Material provided:

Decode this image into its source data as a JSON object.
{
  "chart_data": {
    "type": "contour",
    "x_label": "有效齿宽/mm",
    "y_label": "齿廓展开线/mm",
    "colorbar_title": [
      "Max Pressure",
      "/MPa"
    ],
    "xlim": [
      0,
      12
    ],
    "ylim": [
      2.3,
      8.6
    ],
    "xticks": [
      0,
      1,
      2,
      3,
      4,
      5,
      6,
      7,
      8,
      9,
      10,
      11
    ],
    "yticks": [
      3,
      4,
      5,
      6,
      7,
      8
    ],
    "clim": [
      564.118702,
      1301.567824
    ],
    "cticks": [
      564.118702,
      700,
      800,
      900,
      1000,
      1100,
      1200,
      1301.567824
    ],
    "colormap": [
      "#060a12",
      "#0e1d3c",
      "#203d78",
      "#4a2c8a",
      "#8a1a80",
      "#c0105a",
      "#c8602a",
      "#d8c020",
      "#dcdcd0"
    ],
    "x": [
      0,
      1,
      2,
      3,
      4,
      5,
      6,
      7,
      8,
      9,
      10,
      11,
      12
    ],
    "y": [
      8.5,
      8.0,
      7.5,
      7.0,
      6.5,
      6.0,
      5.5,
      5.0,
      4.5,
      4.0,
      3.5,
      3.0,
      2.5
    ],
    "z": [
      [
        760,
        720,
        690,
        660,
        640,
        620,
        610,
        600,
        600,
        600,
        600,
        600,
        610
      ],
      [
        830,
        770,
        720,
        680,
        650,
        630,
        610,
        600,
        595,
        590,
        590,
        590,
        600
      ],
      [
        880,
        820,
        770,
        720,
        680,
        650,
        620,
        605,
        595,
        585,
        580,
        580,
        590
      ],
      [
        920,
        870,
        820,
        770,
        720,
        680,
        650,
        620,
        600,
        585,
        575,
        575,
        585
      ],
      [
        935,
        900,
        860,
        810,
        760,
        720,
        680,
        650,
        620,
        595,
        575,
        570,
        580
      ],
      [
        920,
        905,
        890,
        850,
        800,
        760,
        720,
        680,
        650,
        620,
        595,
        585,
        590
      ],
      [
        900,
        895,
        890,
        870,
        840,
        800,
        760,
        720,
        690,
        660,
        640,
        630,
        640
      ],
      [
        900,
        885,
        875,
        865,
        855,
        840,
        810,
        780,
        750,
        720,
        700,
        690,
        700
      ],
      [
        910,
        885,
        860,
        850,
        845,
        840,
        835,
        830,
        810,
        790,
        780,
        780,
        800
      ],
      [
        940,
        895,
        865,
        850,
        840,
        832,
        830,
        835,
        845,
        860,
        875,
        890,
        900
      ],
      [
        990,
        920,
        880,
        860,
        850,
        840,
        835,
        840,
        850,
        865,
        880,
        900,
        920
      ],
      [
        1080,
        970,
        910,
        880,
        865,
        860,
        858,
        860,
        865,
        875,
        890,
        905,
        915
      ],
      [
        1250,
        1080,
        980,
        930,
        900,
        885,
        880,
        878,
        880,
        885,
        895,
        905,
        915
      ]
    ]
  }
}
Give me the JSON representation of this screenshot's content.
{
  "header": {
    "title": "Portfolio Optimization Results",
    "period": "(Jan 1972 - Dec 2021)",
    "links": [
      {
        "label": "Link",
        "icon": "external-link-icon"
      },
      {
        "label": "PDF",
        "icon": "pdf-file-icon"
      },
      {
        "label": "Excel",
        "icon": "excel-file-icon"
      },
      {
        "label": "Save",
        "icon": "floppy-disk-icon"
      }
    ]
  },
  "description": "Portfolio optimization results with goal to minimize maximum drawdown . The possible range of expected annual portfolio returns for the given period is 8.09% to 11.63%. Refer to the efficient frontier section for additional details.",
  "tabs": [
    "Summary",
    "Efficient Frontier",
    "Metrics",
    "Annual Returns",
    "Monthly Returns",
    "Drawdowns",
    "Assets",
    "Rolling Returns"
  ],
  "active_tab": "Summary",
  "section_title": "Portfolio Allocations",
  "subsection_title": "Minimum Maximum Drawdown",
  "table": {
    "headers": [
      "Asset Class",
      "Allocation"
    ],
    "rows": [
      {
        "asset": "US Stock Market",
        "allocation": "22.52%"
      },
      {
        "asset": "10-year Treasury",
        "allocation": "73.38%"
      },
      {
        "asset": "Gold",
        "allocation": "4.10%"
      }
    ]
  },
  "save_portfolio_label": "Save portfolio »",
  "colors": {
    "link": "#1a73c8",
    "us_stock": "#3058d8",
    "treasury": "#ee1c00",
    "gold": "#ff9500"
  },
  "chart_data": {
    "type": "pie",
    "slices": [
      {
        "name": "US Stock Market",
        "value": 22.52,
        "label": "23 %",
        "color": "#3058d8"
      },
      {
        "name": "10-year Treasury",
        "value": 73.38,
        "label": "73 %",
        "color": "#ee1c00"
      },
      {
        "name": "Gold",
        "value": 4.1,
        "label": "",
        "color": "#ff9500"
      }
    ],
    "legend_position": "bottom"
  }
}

Given instruction:
The records above are to be repeated exactly, in their entirety.

The completed task:
Decode this image into its source data as a JSON object.
{
  "chart_data": {
    "type": "contour",
    "x_label": "有效齿宽/mm",
    "y_label": "齿廓展开线/mm",
    "colorbar_title": [
      "Max Pressure",
      "/MPa"
    ],
    "xlim": [
      0,
      12
    ],
    "ylim": [
      2.3,
      8.6
    ],
    "xticks": [
      0,
      1,
      2,
      3,
      4,
      5,
      6,
      7,
      8,
      9,
      10,
      11
    ],
    "yticks": [
      3,
      4,
      5,
      6,
      7,
      8
    ],
    "clim": [
      564.118702,
      1301.567824
    ],
    "cticks": [
      564.118702,
      700,
      800,
      900,
      1000,
      1100,
      1200,
      1301.567824
    ],
    "colormap": [
      "#060a12",
      "#0e1d3c",
      "#203d78",
      "#4a2c8a",
      "#8a1a80",
      "#c0105a",
      "#c8602a",
      "#d8c020",
      "#dcdcd0"
    ],
    "x": [
      0,
      1,
      2,
      3,
      4,
      5,
      6,
      7,
      8,
      9,
      10,
      11,
      12
    ],
    "y": [
      8.5,
      8.0,
      7.5,
      7.0,
      6.5,
      6.0,
      5.5,
      5.0,
      4.5,
      4.0,
      3.5,
      3.0,
      2.5
    ],
    "z": [
      [
        760,
        720,
        690,
        660,
        640,
        620,
        610,
        600,
        600,
        600,
        600,
        600,
        610
      ],
      [
        830,
        770,
        720,
        680,
        650,
        630,
        610,
        600,
        595,
        590,
        590,
        590,
        600
      ],
      [
        880,
        820,
        770,
        720,
        680,
        650,
        620,
        605,
        595,
        585,
        580,
        580,
        590
      ],
      [
        920,
        870,
        820,
        770,
        720,
        680,
        650,
        620,
        600,
        585,
        575,
        575,
        585
      ],
      [
        935,
        900,
        860,
        810,
        760,
        720,
        680,
        650,
        620,
        595,
        575,
        570,
        580
      ],
      [
        920,
        905,
        890,
        850,
        800,
        760,
        720,
        680,
        650,
        620,
        595,
        585,
        590
      ],
      [
        900,
        895,
        890,
        870,
        840,
        800,
        760,
        720,
        690,
        660,
        640,
        630,
        640
      ],
      [
        900,
        885,
        875,
        865,
        855,
        840,
        810,
        780,
        750,
        720,
        700,
        690,
        700
      ],
      [
        910,
        885,
        860,
        850,
        845,
        840,
        835,
        830,
        810,
        790,
        780,
        780,
        800
      ],
      [
        940,
        895,
        865,
        850,
        840,
        832,
        830,
        835,
        845,
        860,
        875,
        890,
        900
      ],
      [
        990,
        920,
        880,
        860,
        850,
        840,
        835,
        840,
        850,
        865,
        880,
        900,
        920
      ],
      [
        1080,
        970,
        910,
        880,
        865,
        860,
        858,
        860,
        865,
        875,
        890,
        905,
        915
      ],
      [
        1250,
        1080,
        980,
        930,
        900,
        885,
        880,
        878,
        880,
        885,
        895,
        905,
        915
      ]
    ]
  }
}
Give me the JSON representation of this screenshot's content.
{
  "header": {
    "title": "Portfolio Optimization Results",
    "period": "(Jan 1972 - Dec 2021)",
    "links": [
      {
        "label": "Link",
        "icon": "external-link-icon"
      },
      {
        "label": "PDF",
        "icon": "pdf-file-icon"
      },
      {
        "label": "Excel",
        "icon": "excel-file-icon"
      },
      {
        "label": "Save",
        "icon": "floppy-disk-icon"
      }
    ]
  },
  "description": "Portfolio optimization results with goal to minimize maximum drawdown . The possible range of expected annual portfolio returns for the given period is 8.09% to 11.63%. Refer to the efficient frontier section for additional details.",
  "tabs": [
    "Summary",
    "Efficient Frontier",
    "Metrics",
    "Annual Returns",
    "Monthly Returns",
    "Drawdowns",
    "Assets",
    "Rolling Returns"
  ],
  "active_tab": "Summary",
  "section_title": "Portfolio Allocations",
  "subsection_title": "Minimum Maximum Drawdown",
  "table": {
    "headers": [
      "Asset Class",
      "Allocation"
    ],
    "rows": [
      {
        "asset": "US Stock Market",
        "allocation": "22.52%"
      },
      {
        "asset": "10-year Treasury",
        "allocation": "73.38%"
      },
      {
        "asset": "Gold",
        "allocation": "4.10%"
      }
    ]
  },
  "save_portfolio_label": "Save portfolio »",
  "colors": {
    "link": "#1a73c8",
    "us_stock": "#3058d8",
    "treasury": "#ee1c00",
    "gold": "#ff9500"
  },
  "chart_data": {
    "type": "pie",
    "slices": [
      {
        "name": "US Stock Market",
        "value": 22.52,
        "label": "23 %",
        "color": "#3058d8"
      },
      {
        "name": "10-year Treasury",
        "value": 73.38,
        "label": "73 %",
        "color": "#ee1c00"
      },
      {
        "name": "Gold",
        "value": 4.1,
        "label": "",
        "color": "#ff9500"
      }
    ],
    "legend_position": "bottom"
  }
}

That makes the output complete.